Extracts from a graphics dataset
◆ ◆ ◆ ◆ ◆ ◆ ◆
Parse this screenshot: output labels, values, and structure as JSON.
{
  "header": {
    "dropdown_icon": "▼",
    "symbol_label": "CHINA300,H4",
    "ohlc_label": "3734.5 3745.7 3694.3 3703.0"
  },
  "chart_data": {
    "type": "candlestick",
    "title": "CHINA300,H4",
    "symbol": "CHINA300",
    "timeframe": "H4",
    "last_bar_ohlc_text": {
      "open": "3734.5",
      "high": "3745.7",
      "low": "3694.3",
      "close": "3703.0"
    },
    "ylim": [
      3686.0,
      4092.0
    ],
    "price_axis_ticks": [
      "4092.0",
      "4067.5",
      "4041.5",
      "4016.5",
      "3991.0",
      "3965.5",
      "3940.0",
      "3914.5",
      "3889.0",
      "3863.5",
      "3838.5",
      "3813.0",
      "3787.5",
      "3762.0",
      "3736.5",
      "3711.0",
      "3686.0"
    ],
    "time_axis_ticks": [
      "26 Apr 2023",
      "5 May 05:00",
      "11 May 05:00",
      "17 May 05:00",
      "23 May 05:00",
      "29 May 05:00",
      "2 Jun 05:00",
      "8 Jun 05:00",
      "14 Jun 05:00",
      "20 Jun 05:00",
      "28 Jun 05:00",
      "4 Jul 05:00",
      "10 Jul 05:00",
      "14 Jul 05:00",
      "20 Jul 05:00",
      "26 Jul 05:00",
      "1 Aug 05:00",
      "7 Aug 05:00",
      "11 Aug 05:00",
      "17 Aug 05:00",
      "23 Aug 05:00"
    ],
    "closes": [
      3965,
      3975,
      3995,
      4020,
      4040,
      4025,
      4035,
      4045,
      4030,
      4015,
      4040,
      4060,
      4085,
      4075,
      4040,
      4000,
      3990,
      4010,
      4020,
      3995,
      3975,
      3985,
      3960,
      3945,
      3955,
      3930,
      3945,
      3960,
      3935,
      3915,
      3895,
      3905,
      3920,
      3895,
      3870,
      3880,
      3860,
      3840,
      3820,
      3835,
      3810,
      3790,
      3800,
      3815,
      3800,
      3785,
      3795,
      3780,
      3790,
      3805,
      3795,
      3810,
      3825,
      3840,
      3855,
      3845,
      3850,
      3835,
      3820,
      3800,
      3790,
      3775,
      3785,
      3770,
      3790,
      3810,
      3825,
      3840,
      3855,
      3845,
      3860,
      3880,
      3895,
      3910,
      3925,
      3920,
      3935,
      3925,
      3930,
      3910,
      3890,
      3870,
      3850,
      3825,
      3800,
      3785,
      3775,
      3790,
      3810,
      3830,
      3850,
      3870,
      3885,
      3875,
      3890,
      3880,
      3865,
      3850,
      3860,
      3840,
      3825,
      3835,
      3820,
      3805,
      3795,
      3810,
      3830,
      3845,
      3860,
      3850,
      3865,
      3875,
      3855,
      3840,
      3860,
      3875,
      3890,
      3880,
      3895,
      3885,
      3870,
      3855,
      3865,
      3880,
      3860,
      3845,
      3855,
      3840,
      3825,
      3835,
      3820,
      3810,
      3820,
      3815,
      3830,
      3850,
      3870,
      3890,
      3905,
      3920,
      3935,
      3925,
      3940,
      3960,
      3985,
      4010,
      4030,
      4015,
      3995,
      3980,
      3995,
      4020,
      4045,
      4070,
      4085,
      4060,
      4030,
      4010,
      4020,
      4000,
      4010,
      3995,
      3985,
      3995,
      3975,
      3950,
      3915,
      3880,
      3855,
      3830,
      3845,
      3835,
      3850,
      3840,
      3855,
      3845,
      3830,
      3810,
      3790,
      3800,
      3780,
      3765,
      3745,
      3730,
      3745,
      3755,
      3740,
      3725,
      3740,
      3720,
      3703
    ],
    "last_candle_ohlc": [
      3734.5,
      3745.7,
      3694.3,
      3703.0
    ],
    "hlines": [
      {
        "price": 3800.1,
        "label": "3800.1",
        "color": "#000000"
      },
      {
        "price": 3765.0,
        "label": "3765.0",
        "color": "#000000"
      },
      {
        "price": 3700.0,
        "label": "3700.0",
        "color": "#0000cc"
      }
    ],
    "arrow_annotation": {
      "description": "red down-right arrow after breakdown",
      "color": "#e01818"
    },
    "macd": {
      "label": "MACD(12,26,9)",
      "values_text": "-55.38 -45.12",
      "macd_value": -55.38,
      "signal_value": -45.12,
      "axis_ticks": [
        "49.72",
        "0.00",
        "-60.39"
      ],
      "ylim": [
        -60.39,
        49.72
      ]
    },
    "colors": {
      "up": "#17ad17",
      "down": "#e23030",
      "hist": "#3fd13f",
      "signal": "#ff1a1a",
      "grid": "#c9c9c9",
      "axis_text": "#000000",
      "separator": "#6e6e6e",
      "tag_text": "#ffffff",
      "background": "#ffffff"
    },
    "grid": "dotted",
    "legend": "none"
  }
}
◆ ◆ ◆ ◆ ◆ ◆ ◆
• SHORT PROBLEM:
Write out the full listing exactly as given.

• RESULT OF THIS TASK:
Parse this screenshot: output labels, values, and structure as JSON.
{
  "header": {
    "dropdown_icon": "▼",
    "symbol_label": "CHINA300,H4",
    "ohlc_label": "3734.5 3745.7 3694.3 3703.0"
  },
  "chart_data": {
    "type": "candlestick",
    "title": "CHINA300,H4",
    "symbol": "CHINA300",
    "timeframe": "H4",
    "last_bar_ohlc_text": {
      "open": "3734.5",
      "high": "3745.7",
      "low": "3694.3",
      "close": "3703.0"
    },
    "ylim": [
      3686.0,
      4092.0
    ],
    "price_axis_ticks": [
      "4092.0",
      "4067.5",
      "4041.5",
      "4016.5",
      "3991.0",
      "3965.5",
      "3940.0",
      "3914.5",
      "3889.0",
      "3863.5",
      "3838.5",
      "3813.0",
      "3787.5",
      "3762.0",
      "3736.5",
      "3711.0",
      "3686.0"
    ],
    "time_axis_ticks": [
      "26 Apr 2023",
      "5 May 05:00",
      "11 May 05:00",
      "17 May 05:00",
      "23 May 05:00",
      "29 May 05:00",
      "2 Jun 05:00",
      "8 Jun 05:00",
      "14 Jun 05:00",
      "20 Jun 05:00",
      "28 Jun 05:00",
      "4 Jul 05:00",
      "10 Jul 05:00",
      "14 Jul 05:00",
      "20 Jul 05:00",
      "26 Jul 05:00",
      "1 Aug 05:00",
      "7 Aug 05:00",
      "11 Aug 05:00",
      "17 Aug 05:00",
      "23 Aug 05:00"
    ],
    "closes": [
      3965,
      3975,
      3995,
      4020,
      4040,
      4025,
      4035,
      4045,
      4030,
      4015,
      4040,
      4060,
      4085,
      4075,
      4040,
      4000,
      3990,
      4010,
      4020,
      3995,
      3975,
      3985,
      3960,
      3945,
      3955,
      3930,
      3945,
      3960,
      3935,
      3915,
      3895,
      3905,
      3920,
      3895,
      3870,
      3880,
      3860,
      3840,
      3820,
      3835,
      3810,
      3790,
      3800,
      3815,
      3800,
      3785,
      3795,
      3780,
      3790,
      3805,
      3795,
      3810,
      3825,
      3840,
      3855,
      3845,
      3850,
      3835,
      3820,
      3800,
      3790,
      3775,
      3785,
      3770,
      3790,
      3810,
      3825,
      3840,
      3855,
      3845,
      3860,
      3880,
      3895,
      3910,
      3925,
      3920,
      3935,
      3925,
      3930,
      3910,
      3890,
      3870,
      3850,
      3825,
      3800,
      3785,
      3775,
      3790,
      3810,
      3830,
      3850,
      3870,
      3885,
      3875,
      3890,
      3880,
      3865,
      3850,
      3860,
      3840,
      3825,
      3835,
      3820,
      3805,
      3795,
      3810,
      3830,
      3845,
      3860,
      3850,
      3865,
      3875,
      3855,
      3840,
      3860,
      3875,
      3890,
      3880,
      3895,
      3885,
      3870,
      3855,
      3865,
      3880,
      3860,
      3845,
      3855,
      3840,
      3825,
      3835,
      3820,
      3810,
      3820,
      3815,
      3830,
      3850,
      3870,
      3890,
      3905,
      3920,
      3935,
      3925,
      3940,
      3960,
      3985,
      4010,
      4030,
      4015,
      3995,
      3980,
      3995,
      4020,
      4045,
      4070,
      4085,
      4060,
      4030,
      4010,
      4020,
      4000,
      4010,
      3995,
      3985,
      3995,
      3975,
      3950,
      3915,
      3880,
      3855,
      3830,
      3845,
      3835,
      3850,
      3840,
      3855,
      3845,
      3830,
      3810,
      3790,
      3800,
      3780,
      3765,
      3745,
      3730,
      3745,
      3755,
      3740,
      3725,
      3740,
      3720,
      3703
    ],
    "last_candle_ohlc": [
      3734.5,
      3745.7,
      3694.3,
      3703.0
    ],
    "hlines": [
      {
        "price": 3800.1,
        "label": "3800.1",
        "color": "#000000"
      },
      {
        "price": 3765.0,
        "label": "3765.0",
        "color": "#000000"
      },
      {
        "price": 3700.0,
        "label": "3700.0",
        "color": "#0000cc"
      }
    ],
    "arrow_annotation": {
      "description": "red down-right arrow after breakdown",
      "color": "#e01818"
    },
    "macd": {
      "label": "MACD(12,26,9)",
      "values_text": "-55.38 -45.12",
      "macd_value": -55.38,
      "signal_value": -45.12,
      "axis_ticks": [
        "49.72",
        "0.00",
        "-60.39"
      ],
      "ylim": [
        -60.39,
        49.72
      ]
    },
    "colors": {
      "up": "#17ad17",
      "down": "#e23030",
      "hist": "#3fd13f",
      "signal": "#ff1a1a",
      "grid": "#c9c9c9",
      "axis_text": "#000000",
      "separator": "#6e6e6e",
      "tag_text": "#ffffff",
      "background": "#ffffff"
    },
    "grid": "dotted",
    "legend": "none"
  }
}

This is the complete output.